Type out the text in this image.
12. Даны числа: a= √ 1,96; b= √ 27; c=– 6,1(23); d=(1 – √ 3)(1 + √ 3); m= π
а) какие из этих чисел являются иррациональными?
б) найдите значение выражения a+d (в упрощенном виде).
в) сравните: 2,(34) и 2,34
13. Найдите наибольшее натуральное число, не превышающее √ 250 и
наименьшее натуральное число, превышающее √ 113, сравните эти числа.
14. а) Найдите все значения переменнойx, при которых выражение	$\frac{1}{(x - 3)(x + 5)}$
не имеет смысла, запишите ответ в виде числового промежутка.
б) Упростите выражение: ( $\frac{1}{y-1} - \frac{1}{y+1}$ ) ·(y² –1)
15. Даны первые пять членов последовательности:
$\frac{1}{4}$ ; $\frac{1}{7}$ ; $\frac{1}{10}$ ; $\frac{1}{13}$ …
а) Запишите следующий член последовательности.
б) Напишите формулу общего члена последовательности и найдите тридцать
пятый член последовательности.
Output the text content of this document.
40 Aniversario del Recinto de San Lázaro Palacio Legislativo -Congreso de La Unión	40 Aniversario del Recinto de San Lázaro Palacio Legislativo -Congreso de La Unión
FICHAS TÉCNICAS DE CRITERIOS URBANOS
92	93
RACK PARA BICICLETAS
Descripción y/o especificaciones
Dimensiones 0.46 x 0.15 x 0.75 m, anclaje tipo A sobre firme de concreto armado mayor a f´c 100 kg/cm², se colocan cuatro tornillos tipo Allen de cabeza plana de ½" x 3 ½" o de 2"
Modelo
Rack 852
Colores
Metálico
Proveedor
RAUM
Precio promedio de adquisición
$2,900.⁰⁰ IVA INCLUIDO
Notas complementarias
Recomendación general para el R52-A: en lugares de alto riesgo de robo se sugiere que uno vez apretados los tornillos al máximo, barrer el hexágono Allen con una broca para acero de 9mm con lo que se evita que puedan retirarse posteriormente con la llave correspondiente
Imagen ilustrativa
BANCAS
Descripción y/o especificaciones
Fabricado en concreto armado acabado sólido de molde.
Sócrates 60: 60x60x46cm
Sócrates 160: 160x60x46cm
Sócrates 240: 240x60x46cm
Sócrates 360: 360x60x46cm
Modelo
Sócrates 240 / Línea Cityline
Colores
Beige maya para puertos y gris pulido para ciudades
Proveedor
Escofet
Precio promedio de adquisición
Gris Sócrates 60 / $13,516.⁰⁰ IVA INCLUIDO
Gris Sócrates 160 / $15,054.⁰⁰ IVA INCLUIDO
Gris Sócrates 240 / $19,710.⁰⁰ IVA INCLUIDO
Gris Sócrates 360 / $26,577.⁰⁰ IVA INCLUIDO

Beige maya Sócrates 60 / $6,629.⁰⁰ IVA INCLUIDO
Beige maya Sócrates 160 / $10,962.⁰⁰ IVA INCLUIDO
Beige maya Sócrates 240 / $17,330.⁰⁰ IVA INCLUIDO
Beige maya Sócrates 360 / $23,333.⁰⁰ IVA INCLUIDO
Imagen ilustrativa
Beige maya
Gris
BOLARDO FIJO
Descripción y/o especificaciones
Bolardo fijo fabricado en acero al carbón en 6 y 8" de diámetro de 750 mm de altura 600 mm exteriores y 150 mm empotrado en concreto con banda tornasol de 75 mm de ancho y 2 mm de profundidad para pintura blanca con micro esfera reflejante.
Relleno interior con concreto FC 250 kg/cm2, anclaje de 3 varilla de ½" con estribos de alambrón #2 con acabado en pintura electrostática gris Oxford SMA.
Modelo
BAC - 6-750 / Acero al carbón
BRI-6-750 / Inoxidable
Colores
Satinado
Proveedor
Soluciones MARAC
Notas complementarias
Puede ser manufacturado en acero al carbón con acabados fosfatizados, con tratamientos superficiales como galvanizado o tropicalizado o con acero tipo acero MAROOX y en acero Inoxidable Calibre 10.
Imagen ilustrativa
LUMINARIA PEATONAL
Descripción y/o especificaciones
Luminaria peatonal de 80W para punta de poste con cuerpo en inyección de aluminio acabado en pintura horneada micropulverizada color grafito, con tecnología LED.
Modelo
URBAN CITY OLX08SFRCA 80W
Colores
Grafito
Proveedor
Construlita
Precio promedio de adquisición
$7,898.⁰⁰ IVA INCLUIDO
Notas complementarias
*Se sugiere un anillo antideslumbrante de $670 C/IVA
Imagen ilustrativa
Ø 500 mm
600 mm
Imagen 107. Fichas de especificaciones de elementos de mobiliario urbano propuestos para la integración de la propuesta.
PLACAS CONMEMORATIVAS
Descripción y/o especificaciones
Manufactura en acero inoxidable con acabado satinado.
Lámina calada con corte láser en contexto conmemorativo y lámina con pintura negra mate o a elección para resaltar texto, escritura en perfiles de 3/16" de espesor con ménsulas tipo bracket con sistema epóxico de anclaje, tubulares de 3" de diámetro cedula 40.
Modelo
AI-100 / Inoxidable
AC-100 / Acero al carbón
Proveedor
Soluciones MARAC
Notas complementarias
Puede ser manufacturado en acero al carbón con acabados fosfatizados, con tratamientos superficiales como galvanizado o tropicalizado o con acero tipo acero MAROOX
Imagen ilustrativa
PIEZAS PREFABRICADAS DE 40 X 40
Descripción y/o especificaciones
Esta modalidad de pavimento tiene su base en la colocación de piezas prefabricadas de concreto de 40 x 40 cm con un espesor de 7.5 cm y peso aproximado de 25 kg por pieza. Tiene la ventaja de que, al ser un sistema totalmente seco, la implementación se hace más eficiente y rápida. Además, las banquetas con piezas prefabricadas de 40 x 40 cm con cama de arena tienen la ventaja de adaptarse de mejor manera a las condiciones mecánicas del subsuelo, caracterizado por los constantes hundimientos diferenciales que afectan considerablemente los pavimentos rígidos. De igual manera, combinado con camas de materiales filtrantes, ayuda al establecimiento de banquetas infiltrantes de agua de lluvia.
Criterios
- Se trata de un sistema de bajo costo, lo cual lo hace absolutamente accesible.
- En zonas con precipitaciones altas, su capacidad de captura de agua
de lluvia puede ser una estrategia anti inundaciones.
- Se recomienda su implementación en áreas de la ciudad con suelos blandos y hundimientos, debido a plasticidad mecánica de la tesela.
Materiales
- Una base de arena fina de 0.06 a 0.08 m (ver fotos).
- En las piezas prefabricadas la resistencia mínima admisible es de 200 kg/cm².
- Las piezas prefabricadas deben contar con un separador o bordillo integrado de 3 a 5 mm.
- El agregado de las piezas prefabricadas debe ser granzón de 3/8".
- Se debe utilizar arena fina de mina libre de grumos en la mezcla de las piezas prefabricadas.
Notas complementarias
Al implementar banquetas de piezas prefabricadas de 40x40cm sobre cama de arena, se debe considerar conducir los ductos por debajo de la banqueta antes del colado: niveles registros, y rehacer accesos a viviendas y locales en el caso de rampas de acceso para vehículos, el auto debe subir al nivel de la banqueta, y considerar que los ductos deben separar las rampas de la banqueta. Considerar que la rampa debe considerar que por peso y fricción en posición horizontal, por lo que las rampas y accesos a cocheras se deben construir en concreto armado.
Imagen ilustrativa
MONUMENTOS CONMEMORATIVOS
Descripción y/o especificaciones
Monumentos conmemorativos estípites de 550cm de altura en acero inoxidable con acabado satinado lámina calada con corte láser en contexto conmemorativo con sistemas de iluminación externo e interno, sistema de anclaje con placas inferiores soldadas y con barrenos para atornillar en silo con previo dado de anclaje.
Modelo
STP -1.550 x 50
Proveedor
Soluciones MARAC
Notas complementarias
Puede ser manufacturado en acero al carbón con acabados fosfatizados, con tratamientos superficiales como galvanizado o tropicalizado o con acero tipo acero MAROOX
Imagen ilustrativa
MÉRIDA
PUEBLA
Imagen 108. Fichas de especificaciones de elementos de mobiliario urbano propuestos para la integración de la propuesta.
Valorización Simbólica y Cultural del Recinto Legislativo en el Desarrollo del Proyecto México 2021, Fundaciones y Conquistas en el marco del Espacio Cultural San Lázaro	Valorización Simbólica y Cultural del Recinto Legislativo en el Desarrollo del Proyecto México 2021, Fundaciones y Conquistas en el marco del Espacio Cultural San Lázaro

* * * * *

**Work to do:** How many of the lines above include the word "carbón"? Respond with the number alone.

**Full response:** 6